- _Input data_
--- START ---
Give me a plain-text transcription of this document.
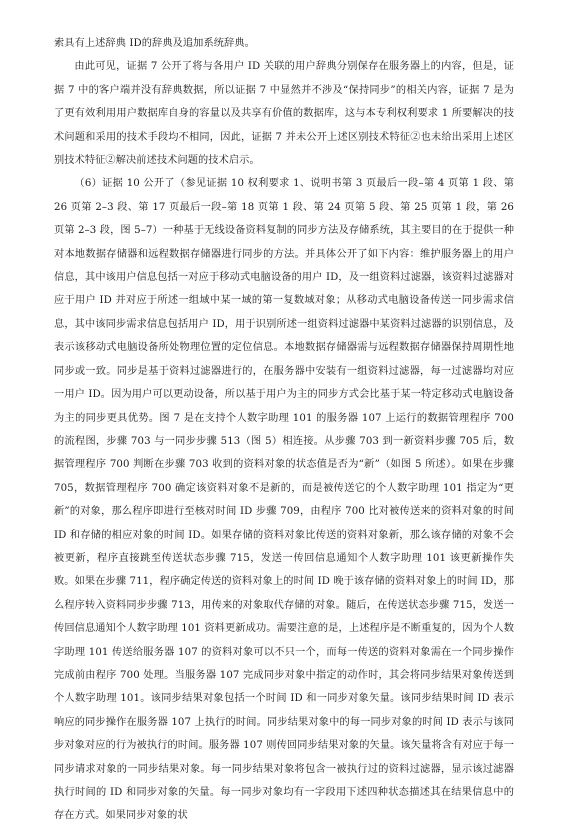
索具有上述辞典 ID的辞典及追加系统辞典。

由此可见，证据 7 公开了将与各用户 ID 关联的用户辞典分别保存在服务器上的内容，但是，证据 7 中的客户端并没有辞典数据，所以证据 7 中显然并不涉及“保持同步”的相关内容，证据 7 是为了更有效利用用户数据库自身的容量以及共享有价值的数据库，这与本专利权利要求 1 所要解决的技术问题和采用的技术手段均不相同，因此，证据 7 并未公开上述区别技术特征②也未给出采用上述区别技术特征②解决前述技术问题的技术启示。

（6）证据 10 公开了（参见证据 10 权利要求 1、说明书第 3 页最后一段–第 4 页第 1 段、第 26 页第 2–3 段、第 17 页最后一段–第 18 页第 1 段、第 24 页第 5 段、第 25 页第 1 段，第 26 页第 2–3 段，图 5–7）一种基于无线设备资料复制的同步方法及存储系统，其主要目的在于提供一种对本地数据存储器和远程数据存储器进行同步的方法。并具体公开了如下内容：维护服务器上的用户信息，其中该用户信息包括一对应于移动式电脑设备的用户 ID，及一组资料过滤器，该资料过滤器对应于用户 ID 并对应于所述一组域中某一域的第一复数域对象；从移动式电脑设备传送一同步需求信息，其中该同步需求信息包括用户 ID，用于识别所述一组资料过滤器中某资料过滤器的识别信息，及表示该移动式电脑设备所处物理位置的定位信息。本地数据存储器需与远程数据存储器保持周期性地同步或一致。同步是基于资料过滤器进行的，在服务器中安装有一组资料过滤器，每一过滤器均对应一用户 ID。因为用户可以更动设备，所以基于用户为主的同步方式会比基于某一特定移动式电脑设备为主的同步更具优势。图 7 是在支持个人数字助理 101 的服务器 107 上运行的数据管理程序 700 的流程图，步骤 703 与一同步步骤 513（图 5）相连接。从步骤 703 到一新资料步骤 705 后，数据管理程序 700 判断在步骤 703 收到的资料对象的状态值是否为“新”（如图 5 所述）。如果在步骤 705，数据管理程序 700 确定该资料对象不是新的，而是被传送它的个人数字助理 101 指定为“更新”的对象，那么程序即进行至核对时间 ID 步骤 709，由程序 700 比对被传送来的资料对象的时间 ID 和存储的相应对象的时间 ID。如果存储的资料对象比传送的资料对象新，那么该存储的对象不会被更新，程序直接跳至传送状态步骤 715，发送一传回信息通知个人数字助理 101 该更新操作失败。如果在步骤 711，程序确定传送的资料对象上的时间 ID 晚于该存储的资料对象上的时间 ID，那么程序转入资料同步步骤 713，用传来的对象取代存储的对象。随后，在传送状态步骤 715，发送一传回信息通知个人数字助理 101 资料更新成功。需要注意的是，上述程序是不断重复的，因为个人数字助理 101 传送给服务器 107 的资料对象可以不只一个，而每一传送的资料对象需在一个同步操作完成前由程序 700 处理。当服务器 107 完成同步对象中指定的动作时，其会将同步结果对象传送到个人数字助理 101。该同步结果对象包括一个时间 ID 和一同步对象矢量。该同步结果时间 ID 表示响应的同步操作在服务器 107 上执行的时间。同步结果对象中的每一同步对象的时间 ID 表示与该同步对象对应的行为被执行的时间。服务器 107 则传回同步结果对象的矢量。该矢量将含有对应于每一同步请求对象的一同步结果对象。每一同步结果对象将包含一被执行过的资料过滤器，显示该过滤器执行时间的 ID 和同步对象的矢量。每一同步对象均有一字段用下述四种状态描述其在结果信息中的存在方式。如果同步对象的状
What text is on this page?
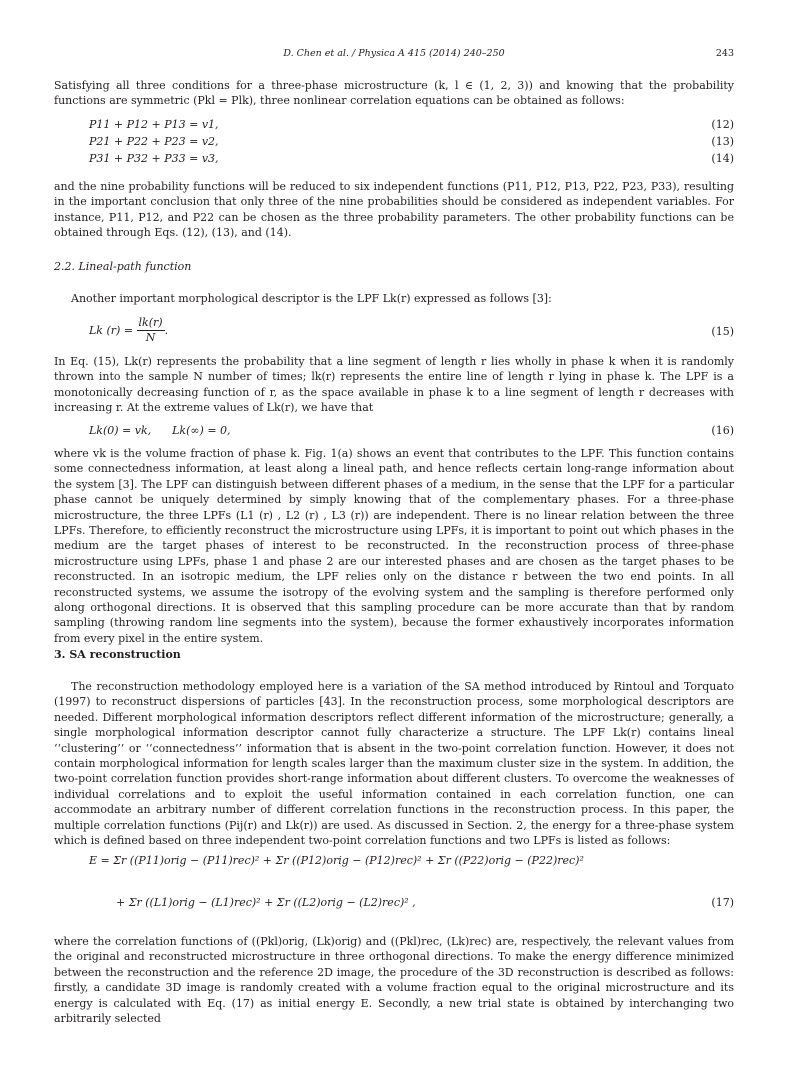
D. Chen et al. / Physica A 415 (2014) 240–250	243

Satisfying all three conditions for a three-phase microstructure (k, l ∈ (1, 2, 3)) and knowing that the probability functions are symmetric (Pkl = Plk), three nonlinear correlation equations can be obtained as follows:

P11 + P12 + P13 = v1,	(12)
P21 + P22 + P23 = v2,	(13)
P31 + P32 + P33 = v3,	(14)

and the nine probability functions will be reduced to six independent functions (P11, P12, P13, P22, P23, P33), resulting in the important conclusion that only three of the nine probabilities should be considered as independent variables. For instance, P11, P12, and P22 can be chosen as the three probability parameters. The other probability functions can be obtained through Eqs. (12), (13), and (14).

2.2. Lineal-path function

Another important morphological descriptor is the LPF Lk(r) expressed as follows [3]:

Lk $(r) = \frac{lk(r)}{N}$ .	(15)

In Eq. (15), Lk(r) represents the probability that a line segment of length r lies wholly in phase k when it is randomly thrown into the sample N number of times; lk(r) represents the entire line of length r lying in phase k. The LPF is a monotonically decreasing function of r, as the space available in phase k to a line segment of length r decreases with increasing r. At the extreme values of Lk(r), we have that

Lk(0) = vk,      Lk(∞) = 0,	(16)

where vk is the volume fraction of phase k. Fig. 1(a) shows an event that contributes to the LPF. This function contains some connectedness information, at least along a lineal path, and hence reflects certain long-range information about the system [3]. The LPF can distinguish between different phases of a medium, in the sense that the LPF for a particular phase cannot be uniquely determined by simply knowing that of the complementary phases. For a three-phase microstructure, the three LPFs (L1 (r) , L2 (r) , L3 (r)) are independent. There is no linear relation between the three LPFs. Therefore, to efficiently reconstruct the microstructure using LPFs, it is important to point out which phases in the medium are the target phases of interest to be reconstructed. In the reconstruction process of three-phase microstructure using LPFs, phase 1 and phase 2 are our interested phases and are chosen as the target phases to be reconstructed. In an isotropic medium, the LPF relies only on the distance r between the two end points. In all reconstructed systems, we assume the isotropy of the evolving system and the sampling is therefore performed only along orthogonal directions. It is observed that this sampling procedure can be more accurate than that by random sampling (throwing random line segments into the system), because the former exhaustively incorporates information from every pixel in the entire system.

3. SA reconstruction

The reconstruction methodology employed here is a variation of the SA method introduced by Rintoul and Torquato (1997) to reconstruct dispersions of particles [43]. In the reconstruction process, some morphological descriptors are needed. Different morphological information descriptors reflect different information of the microstructure; generally, a single morphological information descriptor cannot fully characterize a structure. The LPF Lk(r) contains lineal ‘‘clustering’’ or ‘‘connectedness’’ information that is absent in the two-point correlation function. However, it does not contain morphological information for length scales larger than the maximum cluster size in the system. In addition, the two-point correlation function provides short-range information about different clusters. To overcome the weaknesses of individual correlations and to exploit the useful information contained in each correlation function, one can accommodate an arbitrary number of different correlation functions in the reconstruction process. In this paper, the multiple correlation functions (Pij(r) and Lk(r)) are used. As discussed in Section. 2, the energy for a three-phase system which is defined based on three independent two-point correlation functions and two LPFs is listed as follows:

E = Σr ((P11)orig − (P11)rec)² + Σr ((P12)orig − (P12)rec)² + Σr ((P22)orig − (P22)rec)²
+ Σr ((L1)orig − (L1)rec)² + Σr ((L2)orig − (L2)rec)² ,	(17)

where the correlation functions of ((Pkl)orig, (Lk)orig) and ((Pkl)rec, (Lk)rec) are, respectively, the relevant values from the original and reconstructed microstructure in three orthogonal directions. To make the energy difference minimized between the reconstruction and the reference 2D image, the procedure of the 3D reconstruction is described as follows: firstly, a candidate 3D image is randomly created with a volume fraction equal to the original microstructure and its energy is calculated with Eq. (17) as initial energy E. Secondly, a new trial state is obtained by interchanging two arbitrarily selected
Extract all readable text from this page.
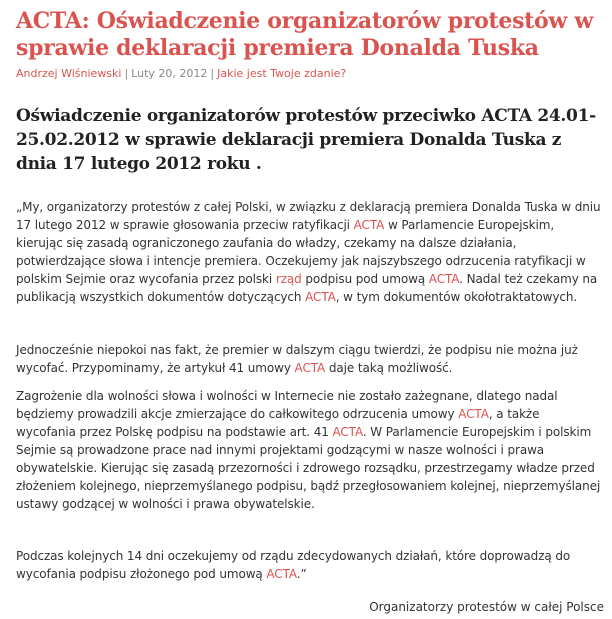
ACTA: Oświadczenie organizatorów protestów w sprawie deklaracji premiera Donalda Tuska
Andrzej Wiśniewski | Luty 20, 2012 | Jakie jest Twoje zdanie?
Oświadczenie organizatorów protestów przeciwko ACTA 24.01-25.02.2012 w sprawie deklaracji premiera Donalda Tuska z dnia 17 lutego 2012 roku .

„My, organizatorzy protestów z całej Polski, w związku z deklaracją premiera Donalda Tuska w dniu 17 lutego 2012 w sprawie głosowania przeciw ratyfikacji ACTA w Parlamencie Europejskim, kierując się zasadą ograniczonego zaufania do władzy, czekamy na dalsze działania, potwierdzające słowa i intencje premiera. Oczekujemy jak najszybszego odrzucenia ratyfikacji w polskim Sejmie oraz wycofania przez polski rząd podpisu pod umową ACTA. Nadal też czekamy na publikacją wszystkich dokumentów dotyczących ACTA, w tym dokumentów okołotraktatowych.

Jednocześnie niepokoi nas fakt, że premier w dalszym ciągu twierdzi, że podpisu nie można już wycofać. Przypominamy, że artykuł 41 umowy ACTA daje taką możliwość.

Zagrożenie dla wolności słowa i wolności w Internecie nie zostało zażegnane, dlatego nadal będziemy prowadzili akcje zmierzające do całkowitego odrzucenia umowy ACTA, a także wycofania przez Polskę podpisu na podstawie art. 41 ACTA. W Parlamencie Europejskim i polskim Sejmie są prowadzone prace nad innymi projektami godzącymi w nasze wolności i prawa obywatelskie. Kierując się zasadą przezorności i zdrowego rozsądku, przestrzegamy władze przed złożeniem kolejnego, nieprzemyślanego podpisu, bądź przegłosowaniem kolejnej, nieprzemyślanej ustawy godzącej w wolności i prawa obywatelskie.

Podczas kolejnych 14 dni oczekujemy od rządu zdecydowanych działań, które doprowadzą do wycofania podpisu złożonego pod umową ACTA.”

Organizatorzy protestów w całej Polsce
--- END ---
Pull out every line above that holds the word "organizatorów".

ACTA: Oświadczenie organizatorów protestów w sprawie deklaracji premiera Donalda Tuska
Oświadczenie organizatorów protestów przeciwko ACTA 24.01-25.02.2012 w sprawie deklaracji premiera Donalda Tuska z dnia 17 lutego 2012 roku .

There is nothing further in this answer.